WHAT THE TASK REQUIRES »
The number of lines below holding the string "marker" is the only answer wanted.

MATERIAL FOR THIS EXERCISE »
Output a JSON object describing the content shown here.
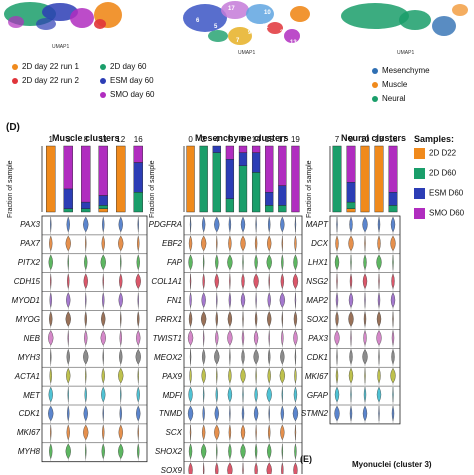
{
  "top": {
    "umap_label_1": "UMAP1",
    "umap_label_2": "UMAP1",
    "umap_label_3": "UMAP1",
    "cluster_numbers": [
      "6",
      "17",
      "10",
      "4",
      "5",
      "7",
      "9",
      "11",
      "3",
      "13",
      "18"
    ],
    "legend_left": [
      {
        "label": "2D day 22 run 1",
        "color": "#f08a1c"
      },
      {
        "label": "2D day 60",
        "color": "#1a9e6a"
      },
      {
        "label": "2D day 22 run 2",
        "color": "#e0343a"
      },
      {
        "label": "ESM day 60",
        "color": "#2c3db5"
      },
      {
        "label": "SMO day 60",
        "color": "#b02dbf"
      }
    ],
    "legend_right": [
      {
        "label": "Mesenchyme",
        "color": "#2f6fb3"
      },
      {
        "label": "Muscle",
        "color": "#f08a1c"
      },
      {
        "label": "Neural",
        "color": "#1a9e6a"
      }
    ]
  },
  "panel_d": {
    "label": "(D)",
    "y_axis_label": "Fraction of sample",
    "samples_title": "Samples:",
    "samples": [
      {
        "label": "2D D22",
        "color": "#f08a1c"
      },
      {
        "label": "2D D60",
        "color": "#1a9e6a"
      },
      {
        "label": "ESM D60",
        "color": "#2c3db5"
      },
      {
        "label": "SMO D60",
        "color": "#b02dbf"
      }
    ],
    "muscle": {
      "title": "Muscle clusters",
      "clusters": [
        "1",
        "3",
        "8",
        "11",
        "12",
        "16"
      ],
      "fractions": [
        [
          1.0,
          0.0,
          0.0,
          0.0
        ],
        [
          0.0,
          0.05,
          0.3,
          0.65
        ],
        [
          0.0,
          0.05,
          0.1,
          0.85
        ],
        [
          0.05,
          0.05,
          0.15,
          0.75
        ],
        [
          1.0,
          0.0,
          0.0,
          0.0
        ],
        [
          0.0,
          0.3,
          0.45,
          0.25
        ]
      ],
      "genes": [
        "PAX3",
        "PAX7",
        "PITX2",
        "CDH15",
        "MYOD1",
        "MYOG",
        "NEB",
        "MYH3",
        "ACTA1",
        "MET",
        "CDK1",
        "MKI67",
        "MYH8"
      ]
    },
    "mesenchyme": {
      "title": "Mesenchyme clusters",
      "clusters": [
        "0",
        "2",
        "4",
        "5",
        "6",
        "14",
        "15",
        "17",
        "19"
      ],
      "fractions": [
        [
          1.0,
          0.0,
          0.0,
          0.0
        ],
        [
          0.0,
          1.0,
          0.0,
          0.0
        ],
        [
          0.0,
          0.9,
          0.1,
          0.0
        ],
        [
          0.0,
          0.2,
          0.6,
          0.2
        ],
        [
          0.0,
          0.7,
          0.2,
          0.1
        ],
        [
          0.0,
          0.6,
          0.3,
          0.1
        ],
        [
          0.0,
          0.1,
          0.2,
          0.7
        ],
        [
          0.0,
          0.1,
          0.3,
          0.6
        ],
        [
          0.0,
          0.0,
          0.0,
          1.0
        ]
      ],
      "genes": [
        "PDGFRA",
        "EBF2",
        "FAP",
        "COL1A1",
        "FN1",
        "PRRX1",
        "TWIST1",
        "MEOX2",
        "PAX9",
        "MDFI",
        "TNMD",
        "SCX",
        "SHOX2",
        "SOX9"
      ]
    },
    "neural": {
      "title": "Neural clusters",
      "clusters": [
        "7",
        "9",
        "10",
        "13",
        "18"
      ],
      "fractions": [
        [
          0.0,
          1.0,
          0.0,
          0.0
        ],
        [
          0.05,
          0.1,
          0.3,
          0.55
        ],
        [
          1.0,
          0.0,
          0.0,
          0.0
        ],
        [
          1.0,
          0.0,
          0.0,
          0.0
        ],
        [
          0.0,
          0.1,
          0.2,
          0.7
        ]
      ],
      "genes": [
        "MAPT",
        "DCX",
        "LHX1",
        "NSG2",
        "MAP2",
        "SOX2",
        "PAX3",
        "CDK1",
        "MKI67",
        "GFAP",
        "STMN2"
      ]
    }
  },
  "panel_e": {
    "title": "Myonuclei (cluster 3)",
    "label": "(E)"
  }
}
* * *
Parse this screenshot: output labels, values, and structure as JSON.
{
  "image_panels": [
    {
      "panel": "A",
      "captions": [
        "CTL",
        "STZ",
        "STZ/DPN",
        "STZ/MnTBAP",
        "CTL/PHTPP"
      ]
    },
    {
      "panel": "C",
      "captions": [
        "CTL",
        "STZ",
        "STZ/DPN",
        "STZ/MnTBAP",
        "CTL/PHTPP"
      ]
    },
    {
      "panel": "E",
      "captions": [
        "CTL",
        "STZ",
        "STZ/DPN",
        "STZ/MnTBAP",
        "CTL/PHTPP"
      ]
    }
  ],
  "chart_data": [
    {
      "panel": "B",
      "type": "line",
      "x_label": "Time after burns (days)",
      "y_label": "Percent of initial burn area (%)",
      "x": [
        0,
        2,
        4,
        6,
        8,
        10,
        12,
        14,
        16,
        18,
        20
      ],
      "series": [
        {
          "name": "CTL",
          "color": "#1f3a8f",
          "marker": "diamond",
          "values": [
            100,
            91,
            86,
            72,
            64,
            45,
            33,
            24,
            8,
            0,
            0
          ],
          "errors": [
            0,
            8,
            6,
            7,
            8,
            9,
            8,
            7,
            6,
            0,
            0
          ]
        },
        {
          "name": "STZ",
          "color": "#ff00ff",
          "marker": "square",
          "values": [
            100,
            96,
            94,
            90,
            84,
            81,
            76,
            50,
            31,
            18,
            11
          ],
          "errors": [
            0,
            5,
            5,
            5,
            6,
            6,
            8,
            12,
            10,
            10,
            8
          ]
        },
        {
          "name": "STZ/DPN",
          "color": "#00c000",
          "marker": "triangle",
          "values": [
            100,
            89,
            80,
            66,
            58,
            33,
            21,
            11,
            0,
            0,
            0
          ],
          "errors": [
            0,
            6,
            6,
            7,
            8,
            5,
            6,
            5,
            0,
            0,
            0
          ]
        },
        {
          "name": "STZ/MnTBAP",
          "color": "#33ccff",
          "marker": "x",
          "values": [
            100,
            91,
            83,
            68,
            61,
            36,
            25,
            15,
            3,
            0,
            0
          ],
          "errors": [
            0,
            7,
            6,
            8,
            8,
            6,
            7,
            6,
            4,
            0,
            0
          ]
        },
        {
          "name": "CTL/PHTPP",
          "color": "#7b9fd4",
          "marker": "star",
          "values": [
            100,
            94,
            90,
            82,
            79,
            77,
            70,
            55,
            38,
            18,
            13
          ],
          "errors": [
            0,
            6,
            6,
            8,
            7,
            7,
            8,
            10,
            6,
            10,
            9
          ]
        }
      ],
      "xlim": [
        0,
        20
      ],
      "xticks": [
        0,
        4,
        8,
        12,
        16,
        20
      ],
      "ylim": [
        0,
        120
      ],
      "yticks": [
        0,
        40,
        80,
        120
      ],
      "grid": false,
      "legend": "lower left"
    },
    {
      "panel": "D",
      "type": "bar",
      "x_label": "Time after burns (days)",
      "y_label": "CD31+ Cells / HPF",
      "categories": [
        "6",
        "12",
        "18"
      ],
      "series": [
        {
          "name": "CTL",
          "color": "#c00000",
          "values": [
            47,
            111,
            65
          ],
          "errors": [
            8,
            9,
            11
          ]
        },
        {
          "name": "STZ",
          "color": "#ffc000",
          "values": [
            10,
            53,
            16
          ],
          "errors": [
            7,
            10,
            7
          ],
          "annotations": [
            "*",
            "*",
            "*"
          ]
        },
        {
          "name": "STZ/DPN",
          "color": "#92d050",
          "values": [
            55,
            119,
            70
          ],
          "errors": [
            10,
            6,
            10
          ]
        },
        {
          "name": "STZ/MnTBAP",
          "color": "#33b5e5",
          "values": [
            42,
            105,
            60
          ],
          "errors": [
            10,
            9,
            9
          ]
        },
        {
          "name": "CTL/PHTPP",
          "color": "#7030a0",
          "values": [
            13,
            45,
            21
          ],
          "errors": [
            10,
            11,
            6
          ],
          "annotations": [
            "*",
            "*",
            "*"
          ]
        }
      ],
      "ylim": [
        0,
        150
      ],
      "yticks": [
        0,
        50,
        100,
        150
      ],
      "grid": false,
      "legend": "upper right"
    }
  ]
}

THE COMPLETED TASK »
5